[Begin Listing]
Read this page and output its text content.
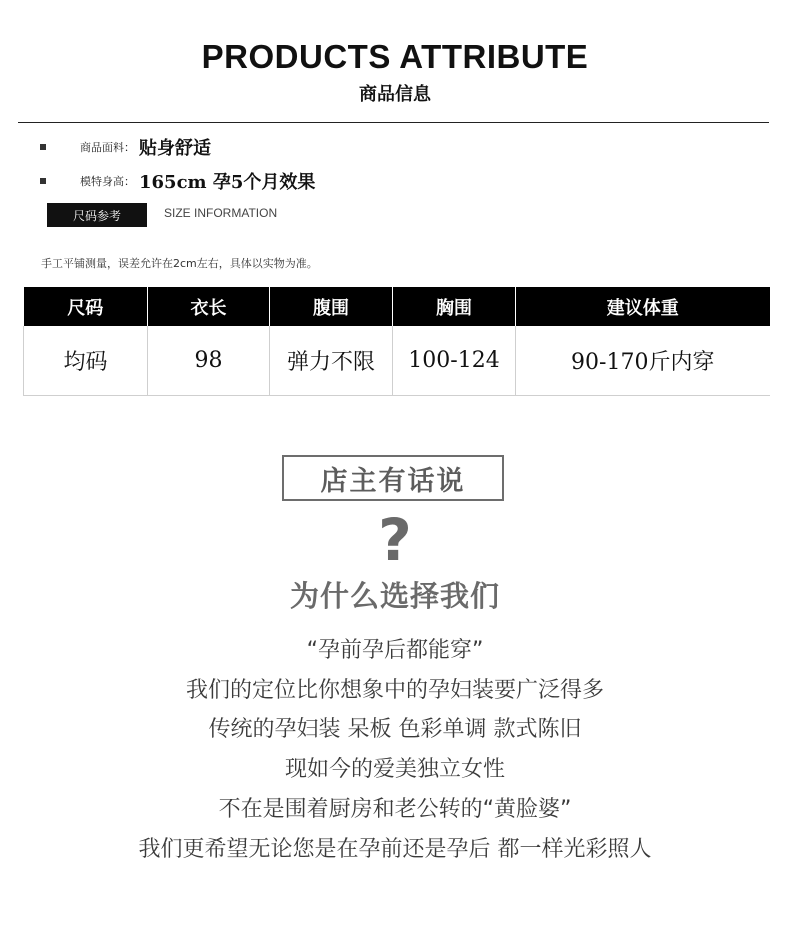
PRODUCTS ATTRIBUTE
商品信息
商品面料： 贴身舒适
模特身高： 165cm 孕5个月效果
尺码参考	SIZE INFORMATION
手工平铺测量，误差允许在2cm左右，具体以实物为准。
尺码	衣长	腹围	胸围	建议体重
均码	98	弹力不限	100-124	90-170斤内穿
店主有话说
?
为什么选择我们
“孕前孕后都能穿”
我们的定位比你想象中的孕妇装要广泛得多
传统的孕妇装 呆板 色彩单调 款式陈旧
现如今的爱美独立女性
不在是围着厨房和老公转的“黄脸婆”
我们更希望无论您是在孕前还是孕后 都一样光彩照人
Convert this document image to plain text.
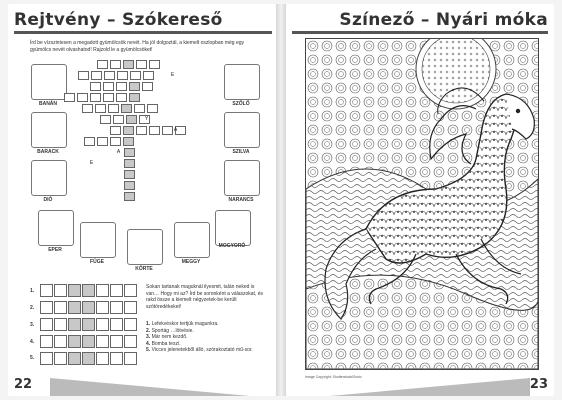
Rejtvény – Szókereső
Írd be vízszintesen a megadott gyümölcsök nevét. Ha jól dolgoztál, a kiemelt oszlopban még egy gyümölcs nevét olvashatod! Rajzold le a gyümölcsöket!
BANÁN	SZŐLŐ
BARACK	SZILVA
DIÓ	NARANCS
EPER
MOGYORÓ
FÜGE	MEGGY
KÖRTE
E
Y
A
A
E
1.
2.
3.
4.
5.
Sokan tartanak maguknál ilyesmit, talán neked is van… Hogy mi az? Írd be soronként a válaszokat, és rakd össze a kiemelt négyzetek-be került szótöredékeket!
1. Lefekvéskor tertjük magunkra.
2. Sportág …lötvésie.
3. Már nem kezdő.
4. Bomba teszi.
5. Vicces jelenetekből álló, szórakoztató mű-sor.
22
Színező – Nyári móka
Image Copyright: Shutterstock/Sonic	23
[End Listing]
## Exercise instructions
From the line containing "Convert this document image to plain text." through the last line of the records, both included, output those lines exactly and nothing else; skip the pictures.

## Task output
Convert this document image to plain text.
Rejtvény – Szókereső
Írd be vízszintesen a megadott gyümölcsök nevét. Ha jól dolgoztál, a kiemelt oszlopban még egy gyümölcs nevét olvashatod! Rajzold le a gyümölcsöket!
BANÁN	SZŐLŐ
BARACK	SZILVA
DIÓ	NARANCS
EPER
MOGYORÓ
FÜGE	MEGGY
KÖRTE
E
Y
A
A
E
1.
2.
3.
4.
5.
Sokan tartanak maguknál ilyesmit, talán neked is van… Hogy mi az? Írd be soronként a válaszokat, és rakd össze a kiemelt négyzetek-be került szótöredékeket!
1. Lefekvéskor tertjük magunkra.
2. Sportág …lötvésie.
3. Már nem kezdő.
4. Bomba teszi.
5. Vicces jelenetekből álló, szórakoztató mű-sor.
22
Színező – Nyári móka
Image Copyright: Shutterstock/Sonic	23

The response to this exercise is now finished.